**INSTRUCTIONS FOR THE TASK**: Look through the data below and return each line where "před" appears.

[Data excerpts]
* begin *
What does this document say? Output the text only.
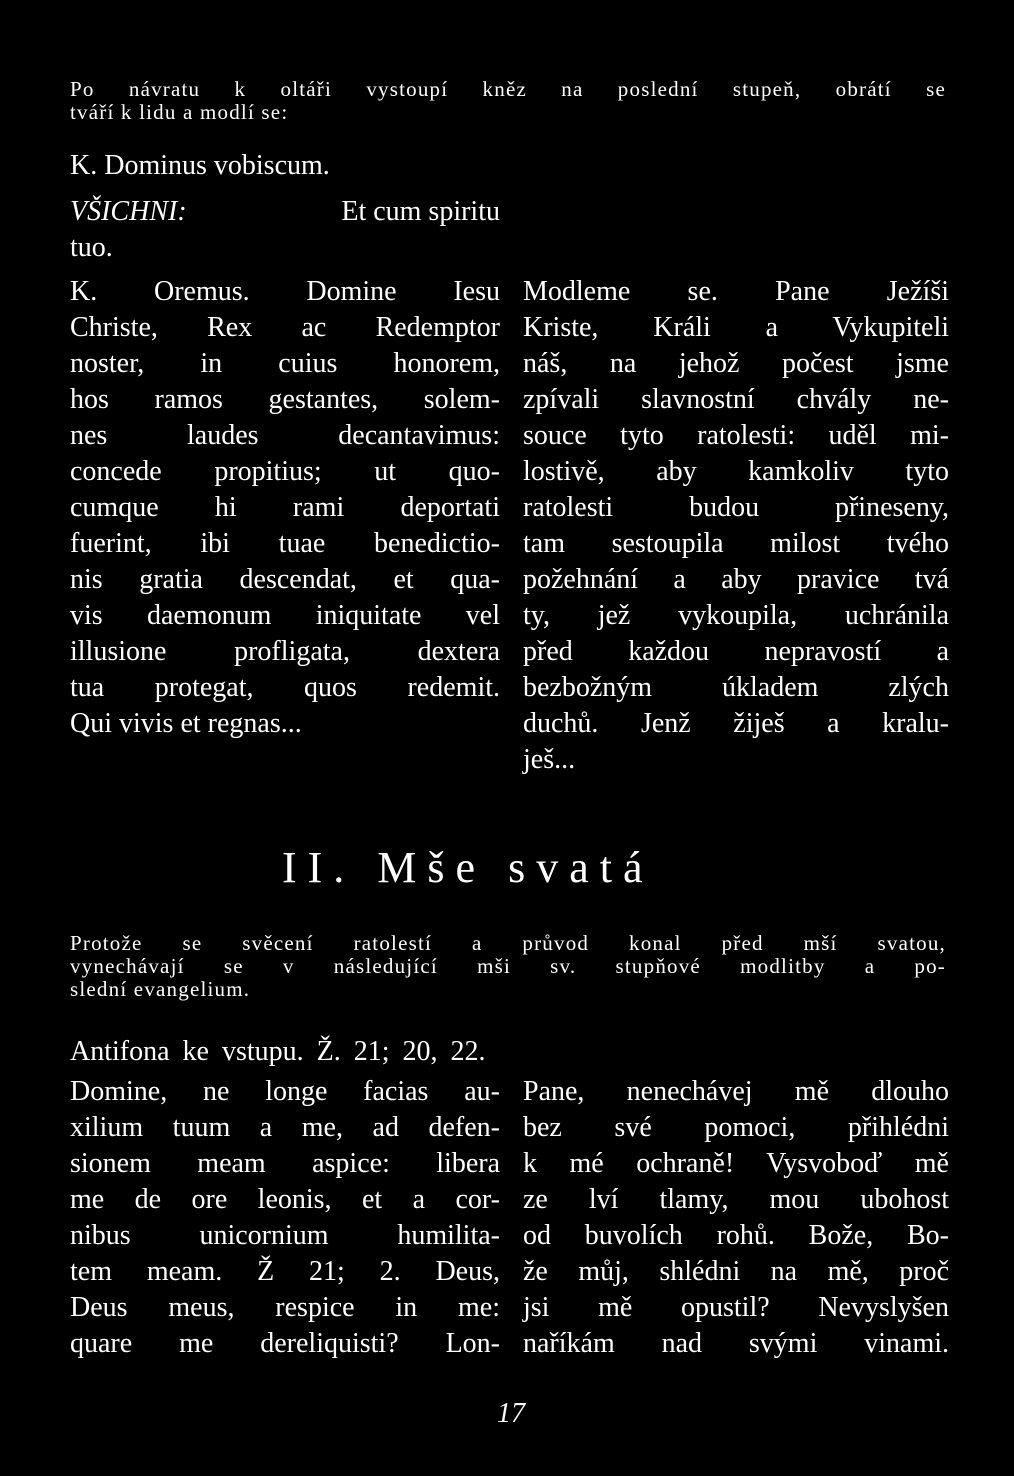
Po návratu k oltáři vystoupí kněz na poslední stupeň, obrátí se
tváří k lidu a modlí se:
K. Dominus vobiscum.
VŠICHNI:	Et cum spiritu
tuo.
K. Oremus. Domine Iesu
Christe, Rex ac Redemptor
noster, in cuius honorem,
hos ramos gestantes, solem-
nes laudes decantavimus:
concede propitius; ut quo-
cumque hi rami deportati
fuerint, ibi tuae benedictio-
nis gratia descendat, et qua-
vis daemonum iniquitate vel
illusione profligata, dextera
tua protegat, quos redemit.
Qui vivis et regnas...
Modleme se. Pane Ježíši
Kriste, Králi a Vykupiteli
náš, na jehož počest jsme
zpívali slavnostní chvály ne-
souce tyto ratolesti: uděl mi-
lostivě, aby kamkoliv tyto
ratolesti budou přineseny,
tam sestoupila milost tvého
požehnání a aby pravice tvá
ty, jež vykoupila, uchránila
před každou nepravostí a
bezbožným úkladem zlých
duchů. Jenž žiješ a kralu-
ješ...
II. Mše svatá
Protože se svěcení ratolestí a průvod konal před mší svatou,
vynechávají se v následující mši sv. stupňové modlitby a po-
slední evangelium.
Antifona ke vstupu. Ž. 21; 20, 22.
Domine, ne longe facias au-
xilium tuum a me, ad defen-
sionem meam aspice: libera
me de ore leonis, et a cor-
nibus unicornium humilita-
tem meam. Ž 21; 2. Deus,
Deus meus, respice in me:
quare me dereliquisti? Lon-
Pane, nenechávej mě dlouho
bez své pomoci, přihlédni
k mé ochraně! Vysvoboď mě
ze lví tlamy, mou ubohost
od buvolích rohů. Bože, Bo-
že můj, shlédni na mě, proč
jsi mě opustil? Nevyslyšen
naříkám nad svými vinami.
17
* end *
* begin *
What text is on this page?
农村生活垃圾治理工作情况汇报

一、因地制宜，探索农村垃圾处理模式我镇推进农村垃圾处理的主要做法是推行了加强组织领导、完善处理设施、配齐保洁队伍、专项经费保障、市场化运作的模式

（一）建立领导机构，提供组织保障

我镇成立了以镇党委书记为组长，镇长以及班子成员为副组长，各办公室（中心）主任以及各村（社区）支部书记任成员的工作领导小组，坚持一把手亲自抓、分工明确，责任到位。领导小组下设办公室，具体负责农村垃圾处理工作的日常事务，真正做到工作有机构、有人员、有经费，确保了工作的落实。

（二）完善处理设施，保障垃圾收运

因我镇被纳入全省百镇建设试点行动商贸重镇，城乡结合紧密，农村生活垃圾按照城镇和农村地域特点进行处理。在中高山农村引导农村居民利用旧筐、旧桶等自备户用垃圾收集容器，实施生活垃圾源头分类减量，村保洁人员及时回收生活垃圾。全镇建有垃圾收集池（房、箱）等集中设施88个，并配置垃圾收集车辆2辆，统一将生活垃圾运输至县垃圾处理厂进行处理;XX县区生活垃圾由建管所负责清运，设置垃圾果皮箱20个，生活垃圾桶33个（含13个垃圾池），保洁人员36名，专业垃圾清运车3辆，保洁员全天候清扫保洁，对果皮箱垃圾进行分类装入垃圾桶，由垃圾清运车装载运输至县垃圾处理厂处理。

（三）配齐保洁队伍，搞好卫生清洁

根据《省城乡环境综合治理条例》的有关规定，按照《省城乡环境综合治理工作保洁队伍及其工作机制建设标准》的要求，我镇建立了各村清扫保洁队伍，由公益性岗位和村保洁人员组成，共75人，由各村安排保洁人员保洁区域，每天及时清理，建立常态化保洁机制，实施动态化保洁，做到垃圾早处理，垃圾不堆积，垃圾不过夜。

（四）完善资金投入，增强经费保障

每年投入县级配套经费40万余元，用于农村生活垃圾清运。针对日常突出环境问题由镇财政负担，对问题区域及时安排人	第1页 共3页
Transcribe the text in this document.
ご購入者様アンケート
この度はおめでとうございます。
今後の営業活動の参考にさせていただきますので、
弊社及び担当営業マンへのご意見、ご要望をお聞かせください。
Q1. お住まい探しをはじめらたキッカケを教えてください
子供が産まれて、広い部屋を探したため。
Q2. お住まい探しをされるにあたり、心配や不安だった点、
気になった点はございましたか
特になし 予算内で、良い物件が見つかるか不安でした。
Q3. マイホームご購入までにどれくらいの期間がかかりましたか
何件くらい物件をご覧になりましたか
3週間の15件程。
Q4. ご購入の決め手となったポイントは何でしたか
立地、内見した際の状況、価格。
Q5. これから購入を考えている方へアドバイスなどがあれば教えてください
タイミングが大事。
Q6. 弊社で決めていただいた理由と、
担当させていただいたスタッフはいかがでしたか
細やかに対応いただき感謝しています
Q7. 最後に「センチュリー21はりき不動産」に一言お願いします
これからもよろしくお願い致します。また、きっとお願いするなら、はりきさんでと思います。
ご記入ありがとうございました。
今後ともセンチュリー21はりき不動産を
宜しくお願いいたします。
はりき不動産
* end *
* begin *
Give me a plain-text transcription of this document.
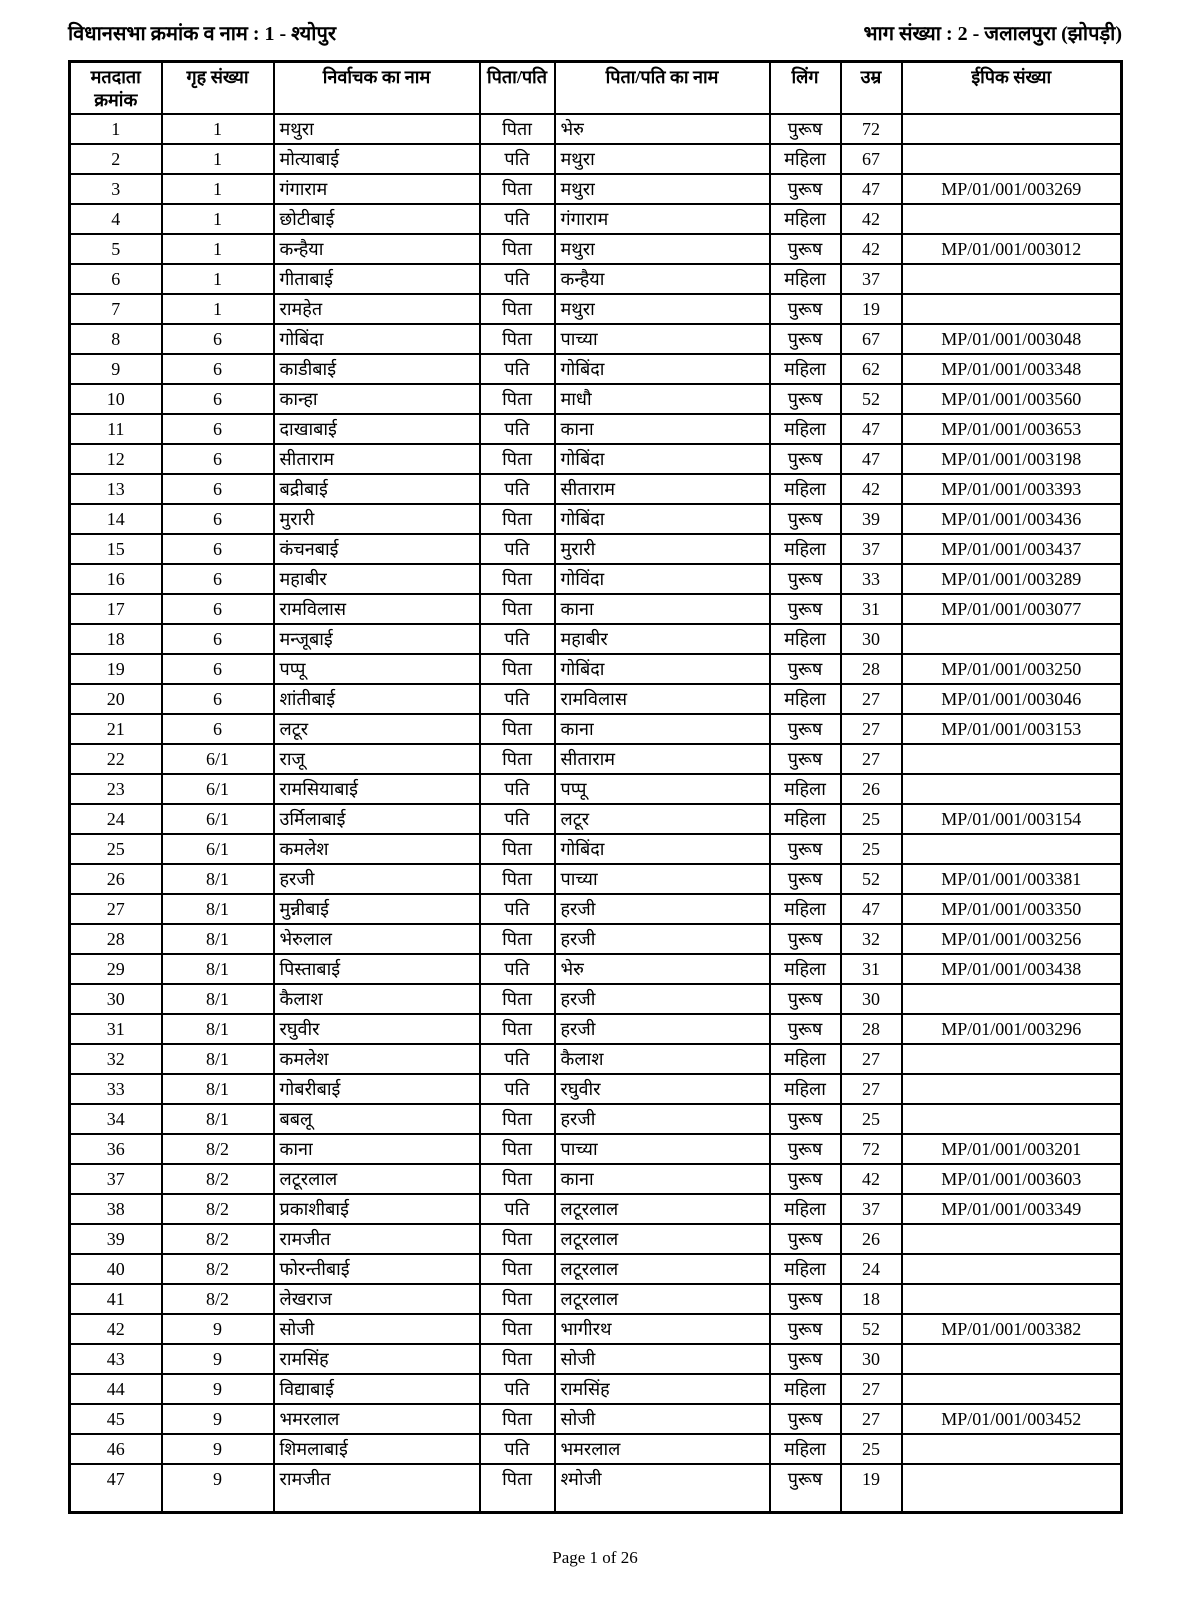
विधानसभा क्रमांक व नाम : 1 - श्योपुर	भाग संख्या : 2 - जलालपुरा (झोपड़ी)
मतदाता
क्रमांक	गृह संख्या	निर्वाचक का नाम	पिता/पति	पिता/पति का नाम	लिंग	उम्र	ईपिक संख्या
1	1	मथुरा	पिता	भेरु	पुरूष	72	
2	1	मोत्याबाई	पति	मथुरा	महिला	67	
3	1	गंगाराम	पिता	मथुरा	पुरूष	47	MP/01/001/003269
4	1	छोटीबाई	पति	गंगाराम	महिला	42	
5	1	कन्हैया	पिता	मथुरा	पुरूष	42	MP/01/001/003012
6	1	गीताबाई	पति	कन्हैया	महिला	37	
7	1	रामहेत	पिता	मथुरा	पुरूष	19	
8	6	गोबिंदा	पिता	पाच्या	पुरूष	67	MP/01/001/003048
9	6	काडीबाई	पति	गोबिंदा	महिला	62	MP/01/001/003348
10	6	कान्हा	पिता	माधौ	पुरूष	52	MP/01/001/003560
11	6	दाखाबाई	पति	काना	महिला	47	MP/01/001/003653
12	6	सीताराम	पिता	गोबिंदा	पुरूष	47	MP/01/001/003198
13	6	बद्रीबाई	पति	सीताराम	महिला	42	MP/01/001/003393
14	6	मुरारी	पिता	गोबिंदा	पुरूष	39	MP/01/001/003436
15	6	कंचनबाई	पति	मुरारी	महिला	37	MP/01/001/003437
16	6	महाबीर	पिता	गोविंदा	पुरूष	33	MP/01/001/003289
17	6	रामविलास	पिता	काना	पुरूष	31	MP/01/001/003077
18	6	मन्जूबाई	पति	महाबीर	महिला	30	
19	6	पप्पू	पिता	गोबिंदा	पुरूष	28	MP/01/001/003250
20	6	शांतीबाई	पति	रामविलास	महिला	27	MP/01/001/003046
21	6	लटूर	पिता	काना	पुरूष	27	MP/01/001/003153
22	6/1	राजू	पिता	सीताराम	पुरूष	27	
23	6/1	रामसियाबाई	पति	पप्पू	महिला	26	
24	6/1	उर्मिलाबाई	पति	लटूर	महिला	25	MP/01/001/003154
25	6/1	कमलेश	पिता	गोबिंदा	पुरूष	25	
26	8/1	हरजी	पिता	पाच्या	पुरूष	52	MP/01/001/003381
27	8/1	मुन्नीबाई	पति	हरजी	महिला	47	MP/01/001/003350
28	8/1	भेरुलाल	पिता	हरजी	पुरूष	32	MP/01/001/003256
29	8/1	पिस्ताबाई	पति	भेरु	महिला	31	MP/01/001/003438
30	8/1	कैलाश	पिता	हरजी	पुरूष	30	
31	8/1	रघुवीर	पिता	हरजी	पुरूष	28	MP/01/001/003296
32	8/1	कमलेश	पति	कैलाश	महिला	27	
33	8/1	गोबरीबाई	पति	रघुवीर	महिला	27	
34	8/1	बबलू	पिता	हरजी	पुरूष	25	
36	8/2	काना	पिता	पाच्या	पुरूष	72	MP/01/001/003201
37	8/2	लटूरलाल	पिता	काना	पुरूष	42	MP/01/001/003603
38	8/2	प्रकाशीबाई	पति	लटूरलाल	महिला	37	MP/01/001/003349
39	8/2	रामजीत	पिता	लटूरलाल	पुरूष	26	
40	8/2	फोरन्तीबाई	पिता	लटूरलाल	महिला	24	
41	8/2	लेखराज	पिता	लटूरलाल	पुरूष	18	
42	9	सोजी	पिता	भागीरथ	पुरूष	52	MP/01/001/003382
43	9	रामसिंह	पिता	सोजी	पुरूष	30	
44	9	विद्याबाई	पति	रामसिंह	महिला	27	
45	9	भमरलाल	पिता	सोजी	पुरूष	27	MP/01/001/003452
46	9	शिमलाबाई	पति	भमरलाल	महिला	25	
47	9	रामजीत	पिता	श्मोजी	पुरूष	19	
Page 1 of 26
* end *
**OUTPUT FOR THIS TASK**:
před každou nepravostí a
Protože se svěcení ratolestí a průvod konal před mší svatou,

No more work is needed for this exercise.